▶ _Work to complete_
Find the lines containing the word "bude" and copy every one of them.

▶ _Extracted material_

** BEGIN **

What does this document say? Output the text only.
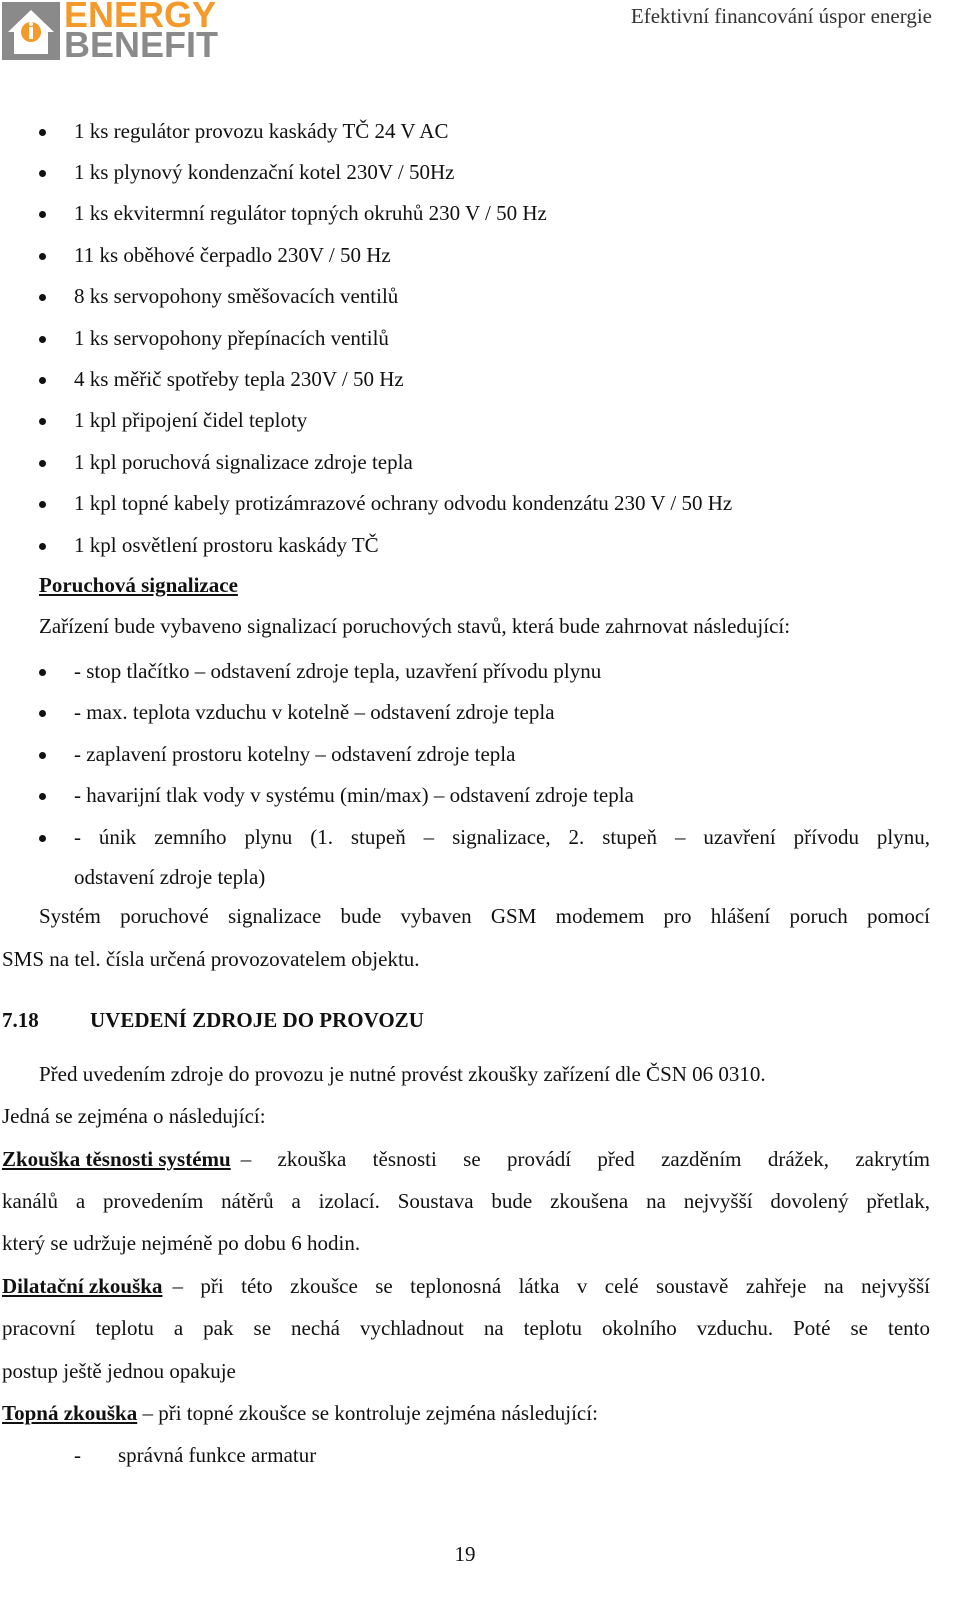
ENERGY
BENEFIT
Efektivní financování úspor energie
1 ks regulátor provozu kaskády TČ 24 V AC
1 ks plynový kondenzační kotel 230V / 50Hz
1 ks ekvitermní regulátor topných okruhů 230 V / 50 Hz
11 ks oběhové čerpadlo 230V / 50 Hz
8 ks servopohony směšovacích ventilů
1 ks servopohony přepínacích ventilů
4 ks měřič spotřeby tepla 230V / 50 Hz
1 kpl připojení čidel teploty
1 kpl poruchová signalizace zdroje tepla
1 kpl topné kabely protizámrazové ochrany odvodu kondenzátu 230 V / 50 Hz
1 kpl osvětlení prostoru kaskády TČ
Poruchová signalizace
Zařízení bude vybaveno signalizací poruchových stavů, která bude zahrnovat následující:
- stop tlačítko – odstavení zdroje tepla, uzavření přívodu plynu
- max. teplota vzduchu v kotelně – odstavení zdroje tepla
- zaplavení prostoru kotelny – odstavení zdroje tepla
- havarijní tlak vody v systému (min/max) – odstavení zdroje tepla
- únik zemního plynu (1. stupeň – signalizace, 2. stupeň – uzavření přívodu plynu,
odstavení zdroje tepla)
Systém poruchové signalizace bude vybaven GSM modemem pro hlášení poruch pomocí
SMS na tel. čísla určená provozovatelem objektu.
7.18 UVEDENÍ ZDROJE DO PROVOZU
Před uvedením zdroje do provozu je nutné provést zkoušky zařízení dle ČSN 06 0310.
Jedná se zejména o následující:
Zkouška těsnosti systému – zkouška těsnosti se provádí před zazděním drážek, zakrytím
kanálů a provedením nátěrů a izolací. Soustava bude zkoušena na nejvyšší dovolený přetlak,
který se udržuje nejméně po dobu 6 hodin.
Dilatační zkouška – při této zkoušce se teplonosná látka v celé soustavě zahřeje na nejvyšší
pracovní teplotu a pak se nechá vychladnout na teplotu okolního vzduchu. Poté se tento
postup ještě jednou opakuje
Topná zkouška – při topné zkoušce se kontroluje zejména následující:
- správná funkce armatur
19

** END **

▶ _Correct result_
Zařízení bude vybaveno signalizací poruchových stavů, která bude zahrnovat následující:
Systém poruchové signalizace bude vybaven GSM modemem pro hlášení poruch pomocí
kanálů a provedením nátěrů a izolací. Soustava bude zkoušena na nejvyšší dovolený přetlak,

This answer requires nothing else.